*Dataset entries*:
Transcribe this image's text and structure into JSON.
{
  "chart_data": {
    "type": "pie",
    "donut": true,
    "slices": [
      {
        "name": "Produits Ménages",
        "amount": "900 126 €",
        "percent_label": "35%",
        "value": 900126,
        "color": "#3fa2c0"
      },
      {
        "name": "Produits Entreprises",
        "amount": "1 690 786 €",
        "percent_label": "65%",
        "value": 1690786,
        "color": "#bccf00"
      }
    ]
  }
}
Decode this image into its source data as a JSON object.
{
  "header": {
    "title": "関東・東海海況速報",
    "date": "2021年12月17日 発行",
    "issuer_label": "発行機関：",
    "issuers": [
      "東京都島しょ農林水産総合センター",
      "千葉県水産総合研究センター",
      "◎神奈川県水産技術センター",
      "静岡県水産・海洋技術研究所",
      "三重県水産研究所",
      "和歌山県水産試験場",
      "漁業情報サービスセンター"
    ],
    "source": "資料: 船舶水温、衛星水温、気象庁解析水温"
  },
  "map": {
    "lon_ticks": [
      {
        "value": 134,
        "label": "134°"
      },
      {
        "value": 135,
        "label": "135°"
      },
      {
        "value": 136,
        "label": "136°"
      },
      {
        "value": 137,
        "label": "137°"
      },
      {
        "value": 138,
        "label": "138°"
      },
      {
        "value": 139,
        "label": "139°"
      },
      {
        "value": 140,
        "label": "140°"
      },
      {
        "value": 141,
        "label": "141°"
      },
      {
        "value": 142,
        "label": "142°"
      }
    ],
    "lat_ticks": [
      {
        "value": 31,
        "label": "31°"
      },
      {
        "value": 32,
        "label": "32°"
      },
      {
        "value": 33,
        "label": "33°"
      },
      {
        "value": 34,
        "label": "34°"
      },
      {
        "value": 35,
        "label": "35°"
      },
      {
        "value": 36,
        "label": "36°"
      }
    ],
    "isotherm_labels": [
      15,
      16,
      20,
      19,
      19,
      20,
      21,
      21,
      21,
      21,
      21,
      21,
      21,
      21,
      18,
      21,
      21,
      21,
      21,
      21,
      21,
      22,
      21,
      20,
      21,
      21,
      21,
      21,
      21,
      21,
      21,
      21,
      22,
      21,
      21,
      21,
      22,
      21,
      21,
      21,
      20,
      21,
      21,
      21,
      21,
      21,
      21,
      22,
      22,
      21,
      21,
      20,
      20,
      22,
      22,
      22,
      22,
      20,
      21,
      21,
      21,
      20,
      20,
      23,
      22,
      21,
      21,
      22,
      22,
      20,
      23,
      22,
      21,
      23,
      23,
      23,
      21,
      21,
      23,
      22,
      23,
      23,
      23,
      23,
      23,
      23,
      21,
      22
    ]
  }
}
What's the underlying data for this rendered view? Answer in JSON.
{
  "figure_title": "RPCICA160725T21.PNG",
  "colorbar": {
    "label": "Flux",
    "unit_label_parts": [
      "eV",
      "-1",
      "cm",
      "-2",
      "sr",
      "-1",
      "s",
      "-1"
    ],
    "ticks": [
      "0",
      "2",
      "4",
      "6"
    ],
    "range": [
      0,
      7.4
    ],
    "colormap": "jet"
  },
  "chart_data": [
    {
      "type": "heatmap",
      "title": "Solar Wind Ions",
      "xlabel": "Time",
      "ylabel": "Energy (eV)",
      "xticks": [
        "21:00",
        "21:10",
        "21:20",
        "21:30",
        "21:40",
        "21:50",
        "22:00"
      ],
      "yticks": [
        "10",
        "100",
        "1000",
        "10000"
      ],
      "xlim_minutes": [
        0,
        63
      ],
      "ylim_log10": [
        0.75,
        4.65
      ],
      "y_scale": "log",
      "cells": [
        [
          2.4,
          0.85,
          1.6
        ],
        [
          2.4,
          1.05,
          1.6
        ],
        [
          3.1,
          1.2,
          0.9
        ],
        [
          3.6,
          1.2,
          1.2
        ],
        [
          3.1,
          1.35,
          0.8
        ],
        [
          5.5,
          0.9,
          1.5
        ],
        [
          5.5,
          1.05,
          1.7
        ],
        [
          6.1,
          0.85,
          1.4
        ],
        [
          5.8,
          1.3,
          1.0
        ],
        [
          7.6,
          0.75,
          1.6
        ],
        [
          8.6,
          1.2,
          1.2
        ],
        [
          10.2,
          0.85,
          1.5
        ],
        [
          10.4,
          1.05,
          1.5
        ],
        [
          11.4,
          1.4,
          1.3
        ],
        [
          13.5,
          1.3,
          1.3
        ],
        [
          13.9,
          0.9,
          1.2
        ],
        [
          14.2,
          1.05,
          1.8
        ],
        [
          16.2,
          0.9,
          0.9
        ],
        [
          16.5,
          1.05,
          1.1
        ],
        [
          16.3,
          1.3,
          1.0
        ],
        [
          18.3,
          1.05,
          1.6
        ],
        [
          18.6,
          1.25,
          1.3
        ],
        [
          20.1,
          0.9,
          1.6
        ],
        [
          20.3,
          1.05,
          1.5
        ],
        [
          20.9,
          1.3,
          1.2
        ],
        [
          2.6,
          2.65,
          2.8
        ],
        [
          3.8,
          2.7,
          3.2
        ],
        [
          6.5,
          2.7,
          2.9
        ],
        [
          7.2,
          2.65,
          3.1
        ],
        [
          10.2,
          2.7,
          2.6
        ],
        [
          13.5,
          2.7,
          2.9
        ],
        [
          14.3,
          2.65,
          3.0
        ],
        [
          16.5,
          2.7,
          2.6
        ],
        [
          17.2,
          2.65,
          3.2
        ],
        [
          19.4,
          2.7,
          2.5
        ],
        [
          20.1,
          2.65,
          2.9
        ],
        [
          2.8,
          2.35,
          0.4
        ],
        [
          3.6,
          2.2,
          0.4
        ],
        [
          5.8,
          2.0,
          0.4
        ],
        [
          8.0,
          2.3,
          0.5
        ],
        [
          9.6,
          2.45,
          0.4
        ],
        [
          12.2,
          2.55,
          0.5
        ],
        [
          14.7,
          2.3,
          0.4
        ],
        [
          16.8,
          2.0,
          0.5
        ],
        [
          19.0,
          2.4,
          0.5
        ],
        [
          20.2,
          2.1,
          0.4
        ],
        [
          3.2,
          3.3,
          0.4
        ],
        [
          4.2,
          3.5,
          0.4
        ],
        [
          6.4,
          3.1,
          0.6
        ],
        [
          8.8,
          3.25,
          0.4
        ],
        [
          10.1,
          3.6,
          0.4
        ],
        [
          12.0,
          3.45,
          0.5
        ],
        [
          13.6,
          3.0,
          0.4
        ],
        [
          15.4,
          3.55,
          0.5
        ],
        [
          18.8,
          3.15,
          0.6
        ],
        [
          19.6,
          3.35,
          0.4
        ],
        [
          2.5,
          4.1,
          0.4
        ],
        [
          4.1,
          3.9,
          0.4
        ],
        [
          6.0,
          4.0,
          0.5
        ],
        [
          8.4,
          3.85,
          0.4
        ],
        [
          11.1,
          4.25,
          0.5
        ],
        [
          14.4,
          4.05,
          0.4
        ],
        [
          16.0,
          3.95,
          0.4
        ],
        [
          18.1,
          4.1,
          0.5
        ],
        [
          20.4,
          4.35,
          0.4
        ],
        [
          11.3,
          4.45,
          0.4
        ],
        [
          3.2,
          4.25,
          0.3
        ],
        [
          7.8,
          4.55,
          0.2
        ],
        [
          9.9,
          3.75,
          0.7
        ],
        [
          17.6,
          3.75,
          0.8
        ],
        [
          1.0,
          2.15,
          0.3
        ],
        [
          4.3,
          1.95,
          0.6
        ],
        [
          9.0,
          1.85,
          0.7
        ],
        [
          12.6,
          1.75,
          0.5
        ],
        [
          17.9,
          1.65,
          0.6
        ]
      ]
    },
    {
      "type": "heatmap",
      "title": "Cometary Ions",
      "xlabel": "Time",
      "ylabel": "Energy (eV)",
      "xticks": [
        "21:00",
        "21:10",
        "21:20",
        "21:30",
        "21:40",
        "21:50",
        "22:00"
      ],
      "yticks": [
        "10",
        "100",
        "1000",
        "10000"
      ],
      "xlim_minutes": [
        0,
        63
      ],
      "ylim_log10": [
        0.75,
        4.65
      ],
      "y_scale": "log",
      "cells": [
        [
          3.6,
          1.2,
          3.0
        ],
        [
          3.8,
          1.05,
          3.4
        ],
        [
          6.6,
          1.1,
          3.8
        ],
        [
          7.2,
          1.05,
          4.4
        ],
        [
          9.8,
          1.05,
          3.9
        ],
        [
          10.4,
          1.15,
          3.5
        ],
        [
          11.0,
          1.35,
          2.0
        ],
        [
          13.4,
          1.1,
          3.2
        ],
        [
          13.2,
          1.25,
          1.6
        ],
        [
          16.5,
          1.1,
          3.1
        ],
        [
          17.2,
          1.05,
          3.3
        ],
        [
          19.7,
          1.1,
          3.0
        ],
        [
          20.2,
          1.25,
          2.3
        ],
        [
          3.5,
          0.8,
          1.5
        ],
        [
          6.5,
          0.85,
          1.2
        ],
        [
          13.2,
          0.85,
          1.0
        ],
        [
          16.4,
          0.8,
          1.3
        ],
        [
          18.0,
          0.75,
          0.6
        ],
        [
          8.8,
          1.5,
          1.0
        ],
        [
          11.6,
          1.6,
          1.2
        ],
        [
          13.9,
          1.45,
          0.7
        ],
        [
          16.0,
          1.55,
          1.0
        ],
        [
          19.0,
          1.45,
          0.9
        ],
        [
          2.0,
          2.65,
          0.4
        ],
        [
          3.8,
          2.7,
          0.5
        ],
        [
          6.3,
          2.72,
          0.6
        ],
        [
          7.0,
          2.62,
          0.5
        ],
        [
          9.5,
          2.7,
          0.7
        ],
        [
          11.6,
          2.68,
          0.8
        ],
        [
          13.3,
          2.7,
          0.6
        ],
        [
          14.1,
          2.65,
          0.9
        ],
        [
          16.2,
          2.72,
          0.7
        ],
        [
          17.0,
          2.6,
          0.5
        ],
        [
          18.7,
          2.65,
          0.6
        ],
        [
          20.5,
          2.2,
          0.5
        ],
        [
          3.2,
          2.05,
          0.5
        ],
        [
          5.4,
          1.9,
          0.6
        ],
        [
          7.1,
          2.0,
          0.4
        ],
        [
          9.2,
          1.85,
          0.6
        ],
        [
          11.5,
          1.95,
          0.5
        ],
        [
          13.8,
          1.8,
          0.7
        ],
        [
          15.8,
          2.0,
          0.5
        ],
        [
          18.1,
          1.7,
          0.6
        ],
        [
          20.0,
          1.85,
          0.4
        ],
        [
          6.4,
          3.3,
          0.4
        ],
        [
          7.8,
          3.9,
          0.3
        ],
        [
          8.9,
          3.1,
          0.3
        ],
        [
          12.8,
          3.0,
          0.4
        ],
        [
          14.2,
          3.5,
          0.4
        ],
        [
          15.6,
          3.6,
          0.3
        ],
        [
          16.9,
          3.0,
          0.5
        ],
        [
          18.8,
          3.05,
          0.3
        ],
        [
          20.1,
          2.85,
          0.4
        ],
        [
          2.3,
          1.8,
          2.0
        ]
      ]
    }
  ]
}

*Problem to solve*: In the entries above, find each line with the word "JSON" and show it.

*Answer*:
Transcribe this image's text and structure into JSON.
Decode this image into its source data as a JSON object.
What's the underlying data for this rendered view? Answer in JSON.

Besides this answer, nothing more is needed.